BRIEF: Answer with a single number, the count of lines holding the word "this".

Part of a data file:

** Begin **

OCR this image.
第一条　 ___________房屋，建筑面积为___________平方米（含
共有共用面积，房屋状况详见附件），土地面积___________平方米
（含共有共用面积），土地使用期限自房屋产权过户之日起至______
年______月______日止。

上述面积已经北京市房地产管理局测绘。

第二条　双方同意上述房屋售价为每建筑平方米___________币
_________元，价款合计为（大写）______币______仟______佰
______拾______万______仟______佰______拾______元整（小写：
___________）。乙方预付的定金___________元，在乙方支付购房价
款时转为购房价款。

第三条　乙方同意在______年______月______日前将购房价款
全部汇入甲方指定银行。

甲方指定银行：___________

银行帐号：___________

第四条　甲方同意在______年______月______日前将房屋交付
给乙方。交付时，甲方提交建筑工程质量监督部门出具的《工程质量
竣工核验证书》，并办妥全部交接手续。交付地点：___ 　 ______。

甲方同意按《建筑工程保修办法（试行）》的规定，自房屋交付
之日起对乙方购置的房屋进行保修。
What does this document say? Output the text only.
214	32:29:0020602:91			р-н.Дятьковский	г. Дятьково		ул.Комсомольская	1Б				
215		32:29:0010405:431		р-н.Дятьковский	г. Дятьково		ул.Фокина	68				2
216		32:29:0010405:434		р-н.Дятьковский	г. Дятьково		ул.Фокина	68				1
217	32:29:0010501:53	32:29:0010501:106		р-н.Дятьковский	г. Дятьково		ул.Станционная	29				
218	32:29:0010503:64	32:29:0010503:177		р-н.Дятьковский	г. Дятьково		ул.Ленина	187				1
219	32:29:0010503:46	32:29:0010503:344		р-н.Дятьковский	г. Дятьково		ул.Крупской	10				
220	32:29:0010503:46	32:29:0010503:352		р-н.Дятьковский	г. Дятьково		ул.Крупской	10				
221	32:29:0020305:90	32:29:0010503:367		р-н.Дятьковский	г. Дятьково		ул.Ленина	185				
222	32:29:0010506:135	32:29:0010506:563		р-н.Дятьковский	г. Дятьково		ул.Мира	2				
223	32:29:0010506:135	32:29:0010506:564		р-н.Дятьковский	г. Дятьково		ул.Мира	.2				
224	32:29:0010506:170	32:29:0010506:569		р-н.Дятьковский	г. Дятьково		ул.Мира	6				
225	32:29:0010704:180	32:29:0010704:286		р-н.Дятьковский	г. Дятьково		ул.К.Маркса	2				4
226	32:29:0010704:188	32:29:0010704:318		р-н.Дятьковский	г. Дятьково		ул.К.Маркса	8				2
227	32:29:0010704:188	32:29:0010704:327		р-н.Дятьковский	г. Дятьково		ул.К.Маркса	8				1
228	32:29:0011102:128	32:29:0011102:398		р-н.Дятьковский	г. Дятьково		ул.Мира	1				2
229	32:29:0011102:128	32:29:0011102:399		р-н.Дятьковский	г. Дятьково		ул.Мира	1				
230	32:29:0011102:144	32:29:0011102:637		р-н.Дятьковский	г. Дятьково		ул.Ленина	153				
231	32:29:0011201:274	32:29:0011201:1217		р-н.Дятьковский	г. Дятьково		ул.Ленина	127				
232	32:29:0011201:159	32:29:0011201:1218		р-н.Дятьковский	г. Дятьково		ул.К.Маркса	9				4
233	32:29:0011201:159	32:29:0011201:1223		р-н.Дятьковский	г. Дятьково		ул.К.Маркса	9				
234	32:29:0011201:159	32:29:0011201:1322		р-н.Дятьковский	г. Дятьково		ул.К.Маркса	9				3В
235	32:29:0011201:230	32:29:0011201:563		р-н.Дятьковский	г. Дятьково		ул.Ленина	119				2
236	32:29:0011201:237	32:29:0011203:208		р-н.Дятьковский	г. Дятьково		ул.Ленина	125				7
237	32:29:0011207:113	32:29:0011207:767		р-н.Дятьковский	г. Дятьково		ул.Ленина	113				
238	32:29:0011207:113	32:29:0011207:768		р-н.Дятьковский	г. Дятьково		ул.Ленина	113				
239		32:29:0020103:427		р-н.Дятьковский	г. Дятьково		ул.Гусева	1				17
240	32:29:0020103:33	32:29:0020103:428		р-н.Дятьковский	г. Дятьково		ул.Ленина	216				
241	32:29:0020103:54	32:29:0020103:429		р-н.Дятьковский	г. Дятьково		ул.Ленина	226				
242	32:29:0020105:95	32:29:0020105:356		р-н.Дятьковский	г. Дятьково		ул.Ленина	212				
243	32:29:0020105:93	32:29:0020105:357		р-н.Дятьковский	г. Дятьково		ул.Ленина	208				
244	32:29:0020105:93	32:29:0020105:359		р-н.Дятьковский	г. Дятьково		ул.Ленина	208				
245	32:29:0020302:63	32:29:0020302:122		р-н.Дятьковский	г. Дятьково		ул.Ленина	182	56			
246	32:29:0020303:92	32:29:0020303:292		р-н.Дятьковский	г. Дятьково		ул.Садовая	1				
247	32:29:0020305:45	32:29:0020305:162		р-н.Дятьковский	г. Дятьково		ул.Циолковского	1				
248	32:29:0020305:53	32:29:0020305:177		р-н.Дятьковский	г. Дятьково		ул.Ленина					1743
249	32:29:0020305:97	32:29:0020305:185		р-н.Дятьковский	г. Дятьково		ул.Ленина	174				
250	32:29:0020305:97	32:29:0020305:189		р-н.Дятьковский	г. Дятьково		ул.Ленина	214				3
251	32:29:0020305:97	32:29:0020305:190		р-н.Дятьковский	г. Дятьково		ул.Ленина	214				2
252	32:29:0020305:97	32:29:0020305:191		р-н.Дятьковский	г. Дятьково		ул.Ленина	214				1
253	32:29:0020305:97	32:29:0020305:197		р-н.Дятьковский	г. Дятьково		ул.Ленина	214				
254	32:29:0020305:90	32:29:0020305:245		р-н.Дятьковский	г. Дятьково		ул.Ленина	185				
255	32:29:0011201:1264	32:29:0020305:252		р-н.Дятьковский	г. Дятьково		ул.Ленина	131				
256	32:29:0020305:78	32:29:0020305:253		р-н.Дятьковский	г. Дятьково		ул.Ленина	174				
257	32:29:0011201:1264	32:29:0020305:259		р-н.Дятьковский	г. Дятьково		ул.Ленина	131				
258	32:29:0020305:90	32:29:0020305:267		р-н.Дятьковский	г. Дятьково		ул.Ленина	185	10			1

** End **

WRITTEN RESPONSE: 2